- [What you will do]: Report how many lines of the data below contain "fibroblast". Give nothing besides the number.

- [The input]:
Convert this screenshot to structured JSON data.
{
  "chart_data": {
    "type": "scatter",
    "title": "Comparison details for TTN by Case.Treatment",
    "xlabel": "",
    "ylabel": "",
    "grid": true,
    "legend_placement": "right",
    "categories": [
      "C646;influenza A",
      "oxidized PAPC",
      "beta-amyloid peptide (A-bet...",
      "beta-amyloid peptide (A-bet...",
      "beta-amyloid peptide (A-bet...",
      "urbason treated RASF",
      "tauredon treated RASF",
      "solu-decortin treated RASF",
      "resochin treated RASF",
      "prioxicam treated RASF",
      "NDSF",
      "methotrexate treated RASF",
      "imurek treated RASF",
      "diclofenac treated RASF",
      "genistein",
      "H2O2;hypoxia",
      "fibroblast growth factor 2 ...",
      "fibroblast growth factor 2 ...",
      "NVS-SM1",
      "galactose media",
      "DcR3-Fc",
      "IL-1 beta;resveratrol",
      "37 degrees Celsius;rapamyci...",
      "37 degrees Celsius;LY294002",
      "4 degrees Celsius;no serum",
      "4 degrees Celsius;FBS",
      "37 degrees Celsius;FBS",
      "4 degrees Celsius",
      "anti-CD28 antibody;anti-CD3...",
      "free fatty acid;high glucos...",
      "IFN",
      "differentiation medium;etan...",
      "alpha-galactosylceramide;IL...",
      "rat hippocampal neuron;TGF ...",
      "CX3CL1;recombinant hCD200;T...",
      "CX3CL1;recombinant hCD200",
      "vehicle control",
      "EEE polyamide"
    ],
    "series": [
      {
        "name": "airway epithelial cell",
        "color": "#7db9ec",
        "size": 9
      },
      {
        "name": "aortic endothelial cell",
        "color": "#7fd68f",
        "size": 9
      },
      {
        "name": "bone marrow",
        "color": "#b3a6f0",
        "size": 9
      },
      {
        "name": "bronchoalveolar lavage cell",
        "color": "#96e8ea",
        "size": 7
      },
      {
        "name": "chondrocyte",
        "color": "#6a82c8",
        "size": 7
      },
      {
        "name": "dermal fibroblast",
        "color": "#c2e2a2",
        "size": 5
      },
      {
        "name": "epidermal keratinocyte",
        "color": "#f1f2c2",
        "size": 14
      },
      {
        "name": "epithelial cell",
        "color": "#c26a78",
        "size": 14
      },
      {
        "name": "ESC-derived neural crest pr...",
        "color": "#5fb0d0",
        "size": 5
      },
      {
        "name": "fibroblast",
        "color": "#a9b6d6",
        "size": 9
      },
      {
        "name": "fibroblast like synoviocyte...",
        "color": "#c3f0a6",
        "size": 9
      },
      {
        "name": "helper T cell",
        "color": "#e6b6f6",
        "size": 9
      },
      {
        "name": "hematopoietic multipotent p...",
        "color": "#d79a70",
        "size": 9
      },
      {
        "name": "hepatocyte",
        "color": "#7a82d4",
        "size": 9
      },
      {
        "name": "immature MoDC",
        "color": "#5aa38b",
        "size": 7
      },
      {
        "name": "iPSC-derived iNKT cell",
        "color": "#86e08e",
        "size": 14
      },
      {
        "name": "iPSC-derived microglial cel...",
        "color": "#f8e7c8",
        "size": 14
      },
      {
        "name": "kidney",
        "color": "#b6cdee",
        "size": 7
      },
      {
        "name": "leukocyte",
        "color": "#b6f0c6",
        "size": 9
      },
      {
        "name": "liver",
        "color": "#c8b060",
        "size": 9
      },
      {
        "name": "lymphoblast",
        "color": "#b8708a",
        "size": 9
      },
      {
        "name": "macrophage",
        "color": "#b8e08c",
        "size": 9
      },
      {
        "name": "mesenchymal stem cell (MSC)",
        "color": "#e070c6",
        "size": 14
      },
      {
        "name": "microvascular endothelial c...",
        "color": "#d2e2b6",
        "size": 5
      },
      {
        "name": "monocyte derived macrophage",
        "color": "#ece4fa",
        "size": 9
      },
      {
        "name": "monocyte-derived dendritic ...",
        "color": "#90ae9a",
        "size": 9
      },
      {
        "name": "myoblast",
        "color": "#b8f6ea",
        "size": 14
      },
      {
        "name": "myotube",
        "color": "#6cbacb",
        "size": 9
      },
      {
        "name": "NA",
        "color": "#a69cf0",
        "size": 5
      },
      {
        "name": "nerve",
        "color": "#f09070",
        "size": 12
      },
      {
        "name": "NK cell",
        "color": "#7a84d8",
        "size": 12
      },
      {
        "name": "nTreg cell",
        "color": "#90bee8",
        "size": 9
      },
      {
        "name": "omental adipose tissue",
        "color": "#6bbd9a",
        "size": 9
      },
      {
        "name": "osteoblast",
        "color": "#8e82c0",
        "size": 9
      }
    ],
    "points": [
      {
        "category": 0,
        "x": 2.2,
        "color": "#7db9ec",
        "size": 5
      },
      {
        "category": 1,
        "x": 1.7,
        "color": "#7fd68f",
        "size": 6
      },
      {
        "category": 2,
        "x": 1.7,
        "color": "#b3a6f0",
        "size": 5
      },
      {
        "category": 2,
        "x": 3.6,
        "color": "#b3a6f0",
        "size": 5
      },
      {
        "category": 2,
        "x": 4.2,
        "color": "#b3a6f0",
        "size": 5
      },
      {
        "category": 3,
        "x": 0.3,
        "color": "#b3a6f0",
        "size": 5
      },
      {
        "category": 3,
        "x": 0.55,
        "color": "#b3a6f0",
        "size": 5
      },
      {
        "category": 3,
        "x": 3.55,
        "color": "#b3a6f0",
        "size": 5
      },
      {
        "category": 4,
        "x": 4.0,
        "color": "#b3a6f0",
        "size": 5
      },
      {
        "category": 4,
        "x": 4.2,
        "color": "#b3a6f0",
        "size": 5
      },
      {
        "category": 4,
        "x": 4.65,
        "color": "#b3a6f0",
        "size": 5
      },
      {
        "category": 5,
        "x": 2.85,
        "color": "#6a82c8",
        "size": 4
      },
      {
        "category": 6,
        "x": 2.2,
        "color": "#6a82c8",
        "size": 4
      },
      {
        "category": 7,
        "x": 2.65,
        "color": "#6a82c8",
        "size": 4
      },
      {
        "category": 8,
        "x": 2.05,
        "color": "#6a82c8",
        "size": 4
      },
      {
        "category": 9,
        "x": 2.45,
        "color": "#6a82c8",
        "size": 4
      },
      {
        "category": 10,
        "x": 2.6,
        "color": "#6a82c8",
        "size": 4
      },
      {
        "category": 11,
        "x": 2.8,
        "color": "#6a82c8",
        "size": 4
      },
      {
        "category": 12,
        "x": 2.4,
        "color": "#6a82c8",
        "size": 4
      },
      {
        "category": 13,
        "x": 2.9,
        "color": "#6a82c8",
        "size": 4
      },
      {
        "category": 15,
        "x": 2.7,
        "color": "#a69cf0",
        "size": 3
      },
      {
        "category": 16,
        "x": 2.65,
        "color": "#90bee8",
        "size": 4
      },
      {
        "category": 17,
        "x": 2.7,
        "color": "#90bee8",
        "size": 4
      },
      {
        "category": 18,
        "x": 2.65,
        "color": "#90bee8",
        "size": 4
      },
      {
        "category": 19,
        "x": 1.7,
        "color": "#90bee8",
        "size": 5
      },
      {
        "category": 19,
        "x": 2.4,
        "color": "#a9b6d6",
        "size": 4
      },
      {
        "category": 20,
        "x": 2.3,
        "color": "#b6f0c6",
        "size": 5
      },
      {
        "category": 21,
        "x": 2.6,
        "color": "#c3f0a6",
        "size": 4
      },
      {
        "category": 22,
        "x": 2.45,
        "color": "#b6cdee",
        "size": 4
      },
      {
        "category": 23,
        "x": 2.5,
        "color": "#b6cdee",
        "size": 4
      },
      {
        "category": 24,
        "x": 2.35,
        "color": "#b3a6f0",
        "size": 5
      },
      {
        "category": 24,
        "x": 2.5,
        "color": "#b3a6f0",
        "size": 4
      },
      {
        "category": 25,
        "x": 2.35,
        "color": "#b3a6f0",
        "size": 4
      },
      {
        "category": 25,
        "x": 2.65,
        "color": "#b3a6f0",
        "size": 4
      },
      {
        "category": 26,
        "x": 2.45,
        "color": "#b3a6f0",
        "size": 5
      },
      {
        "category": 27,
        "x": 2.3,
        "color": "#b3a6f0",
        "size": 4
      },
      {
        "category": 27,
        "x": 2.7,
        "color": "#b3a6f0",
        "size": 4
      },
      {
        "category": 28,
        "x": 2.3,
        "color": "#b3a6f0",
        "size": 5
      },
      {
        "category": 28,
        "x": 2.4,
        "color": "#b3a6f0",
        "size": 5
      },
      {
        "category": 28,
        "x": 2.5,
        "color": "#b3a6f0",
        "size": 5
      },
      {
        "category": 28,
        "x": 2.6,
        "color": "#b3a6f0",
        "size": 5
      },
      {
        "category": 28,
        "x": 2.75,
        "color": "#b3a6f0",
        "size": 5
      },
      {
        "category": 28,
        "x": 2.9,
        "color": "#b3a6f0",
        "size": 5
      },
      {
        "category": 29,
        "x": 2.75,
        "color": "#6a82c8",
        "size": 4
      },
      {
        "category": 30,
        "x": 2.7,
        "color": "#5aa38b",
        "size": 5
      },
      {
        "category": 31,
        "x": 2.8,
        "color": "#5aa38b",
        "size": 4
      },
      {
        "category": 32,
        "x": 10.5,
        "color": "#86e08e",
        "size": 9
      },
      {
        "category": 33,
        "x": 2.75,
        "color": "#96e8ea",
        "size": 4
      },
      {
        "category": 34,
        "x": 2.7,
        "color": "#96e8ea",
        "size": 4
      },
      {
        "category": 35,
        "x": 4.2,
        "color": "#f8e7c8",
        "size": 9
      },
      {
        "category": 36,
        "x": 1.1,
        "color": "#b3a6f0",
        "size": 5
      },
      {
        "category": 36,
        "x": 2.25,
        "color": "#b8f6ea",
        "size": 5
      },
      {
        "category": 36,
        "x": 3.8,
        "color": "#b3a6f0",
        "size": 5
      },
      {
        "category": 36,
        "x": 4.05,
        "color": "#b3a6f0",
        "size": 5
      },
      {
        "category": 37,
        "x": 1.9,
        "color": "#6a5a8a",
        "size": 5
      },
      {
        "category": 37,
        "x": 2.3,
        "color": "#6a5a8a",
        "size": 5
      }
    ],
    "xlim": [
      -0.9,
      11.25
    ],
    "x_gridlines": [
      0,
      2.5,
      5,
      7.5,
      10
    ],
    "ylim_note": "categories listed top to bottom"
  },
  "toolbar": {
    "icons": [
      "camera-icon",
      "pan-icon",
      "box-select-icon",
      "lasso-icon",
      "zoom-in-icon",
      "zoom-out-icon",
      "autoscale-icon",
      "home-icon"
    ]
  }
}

- [Your response]: 5